| What the task requires |
Below are some records. Say in a single number how many of their lines include the word "headline".

[Stored data]
.....

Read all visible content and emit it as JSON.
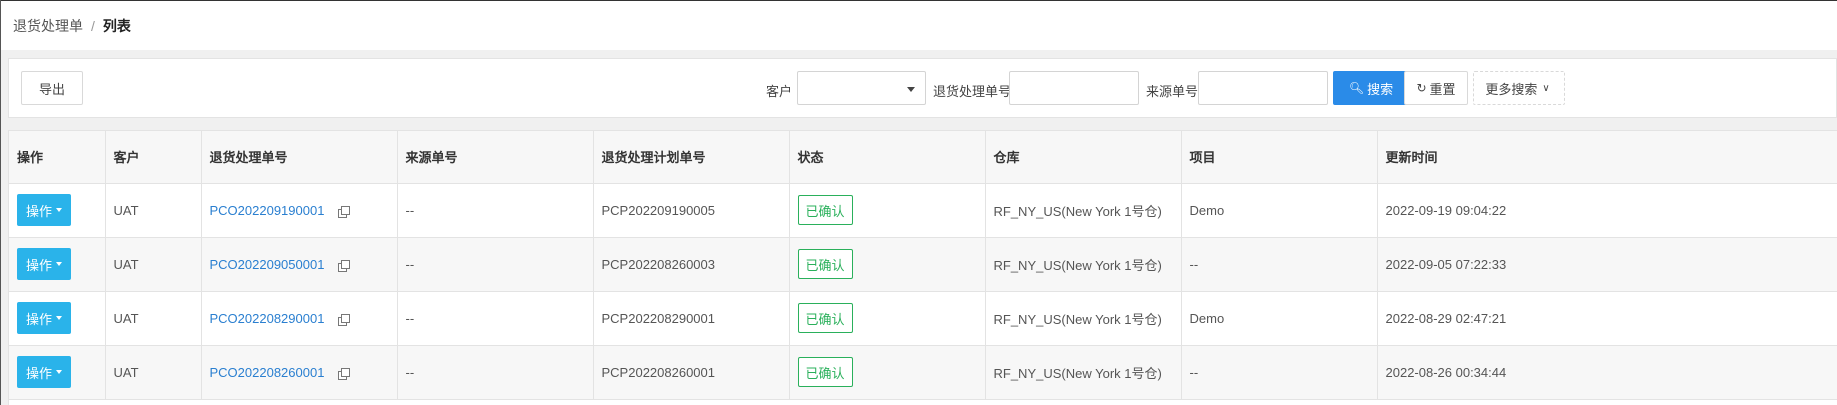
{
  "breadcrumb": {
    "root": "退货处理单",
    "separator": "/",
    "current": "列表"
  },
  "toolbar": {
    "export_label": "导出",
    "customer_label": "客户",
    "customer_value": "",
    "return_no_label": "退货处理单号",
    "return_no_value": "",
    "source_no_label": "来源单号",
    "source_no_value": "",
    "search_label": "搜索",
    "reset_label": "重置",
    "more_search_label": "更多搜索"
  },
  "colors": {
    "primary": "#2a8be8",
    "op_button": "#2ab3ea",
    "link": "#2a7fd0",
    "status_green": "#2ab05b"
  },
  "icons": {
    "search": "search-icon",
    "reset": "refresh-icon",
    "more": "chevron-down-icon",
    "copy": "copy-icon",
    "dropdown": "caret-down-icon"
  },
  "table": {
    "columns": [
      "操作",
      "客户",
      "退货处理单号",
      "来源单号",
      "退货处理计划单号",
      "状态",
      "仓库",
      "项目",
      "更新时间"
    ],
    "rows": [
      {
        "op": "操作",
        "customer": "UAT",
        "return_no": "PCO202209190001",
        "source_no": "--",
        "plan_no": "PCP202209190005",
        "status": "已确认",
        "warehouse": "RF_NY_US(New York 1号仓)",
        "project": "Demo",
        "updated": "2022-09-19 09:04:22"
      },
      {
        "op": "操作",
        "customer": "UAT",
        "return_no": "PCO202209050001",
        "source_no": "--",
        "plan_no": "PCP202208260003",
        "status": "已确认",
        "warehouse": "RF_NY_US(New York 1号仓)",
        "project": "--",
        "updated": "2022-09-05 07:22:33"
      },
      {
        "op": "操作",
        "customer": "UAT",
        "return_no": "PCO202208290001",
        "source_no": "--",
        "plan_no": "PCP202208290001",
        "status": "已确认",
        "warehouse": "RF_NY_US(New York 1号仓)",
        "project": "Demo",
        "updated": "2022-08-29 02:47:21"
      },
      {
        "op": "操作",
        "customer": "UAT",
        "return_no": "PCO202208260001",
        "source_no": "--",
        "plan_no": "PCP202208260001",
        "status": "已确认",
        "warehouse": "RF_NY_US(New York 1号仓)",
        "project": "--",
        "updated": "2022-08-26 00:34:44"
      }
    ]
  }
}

.....

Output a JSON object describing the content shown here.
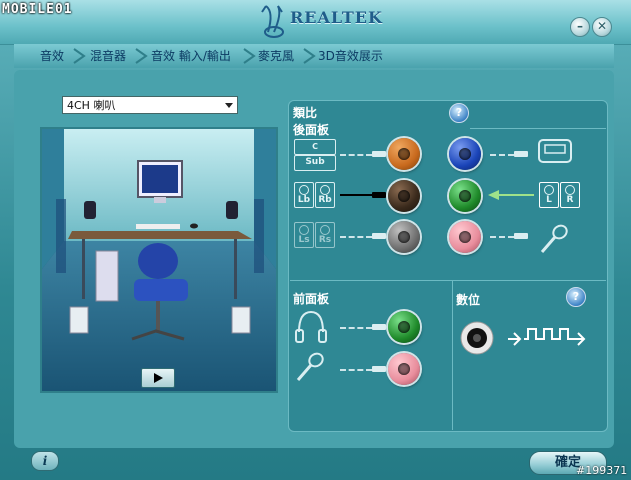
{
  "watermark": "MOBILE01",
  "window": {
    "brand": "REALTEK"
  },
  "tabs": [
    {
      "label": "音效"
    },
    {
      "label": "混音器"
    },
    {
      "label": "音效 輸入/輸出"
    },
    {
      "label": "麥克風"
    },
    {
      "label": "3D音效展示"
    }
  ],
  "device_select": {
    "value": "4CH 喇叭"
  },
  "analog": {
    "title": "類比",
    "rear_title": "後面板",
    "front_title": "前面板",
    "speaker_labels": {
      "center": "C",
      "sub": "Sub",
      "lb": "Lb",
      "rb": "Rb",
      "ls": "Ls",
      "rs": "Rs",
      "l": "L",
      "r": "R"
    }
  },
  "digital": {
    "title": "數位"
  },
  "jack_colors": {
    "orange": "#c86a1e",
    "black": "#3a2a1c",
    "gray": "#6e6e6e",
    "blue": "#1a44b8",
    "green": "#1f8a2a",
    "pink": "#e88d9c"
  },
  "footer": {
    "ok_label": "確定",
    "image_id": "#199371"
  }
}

.....

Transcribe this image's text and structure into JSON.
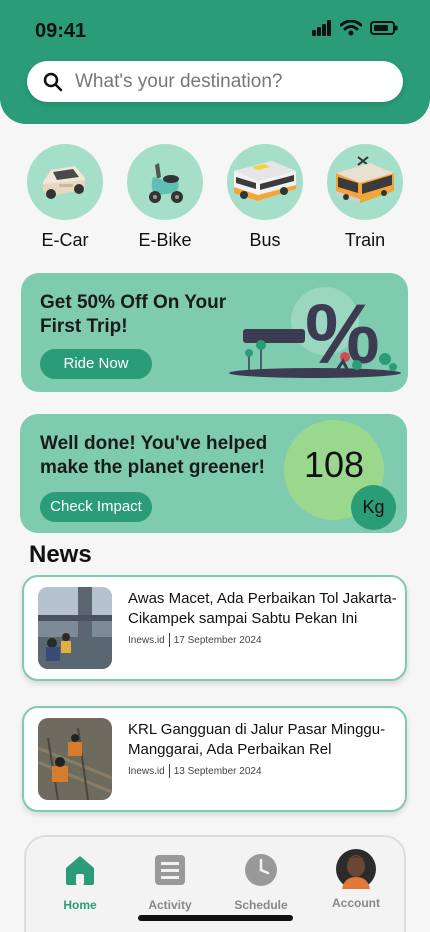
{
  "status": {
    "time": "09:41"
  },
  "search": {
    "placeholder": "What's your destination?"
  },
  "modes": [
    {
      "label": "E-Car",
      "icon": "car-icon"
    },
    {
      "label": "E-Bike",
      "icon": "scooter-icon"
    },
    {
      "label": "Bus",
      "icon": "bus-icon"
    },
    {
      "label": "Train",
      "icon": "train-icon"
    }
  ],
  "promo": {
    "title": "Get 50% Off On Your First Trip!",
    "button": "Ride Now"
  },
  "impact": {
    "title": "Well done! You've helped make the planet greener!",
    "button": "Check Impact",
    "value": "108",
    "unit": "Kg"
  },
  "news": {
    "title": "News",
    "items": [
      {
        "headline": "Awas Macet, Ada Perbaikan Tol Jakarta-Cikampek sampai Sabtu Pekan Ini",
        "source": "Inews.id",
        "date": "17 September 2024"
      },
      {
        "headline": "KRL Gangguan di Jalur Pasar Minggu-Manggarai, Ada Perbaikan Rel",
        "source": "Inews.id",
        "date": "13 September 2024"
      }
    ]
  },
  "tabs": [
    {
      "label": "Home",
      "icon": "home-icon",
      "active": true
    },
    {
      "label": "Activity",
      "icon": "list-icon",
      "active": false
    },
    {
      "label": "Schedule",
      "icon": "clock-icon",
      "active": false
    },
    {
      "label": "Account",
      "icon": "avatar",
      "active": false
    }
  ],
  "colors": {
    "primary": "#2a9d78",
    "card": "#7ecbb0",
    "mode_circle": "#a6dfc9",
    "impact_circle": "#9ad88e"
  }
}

.....

| Reply to the task |
2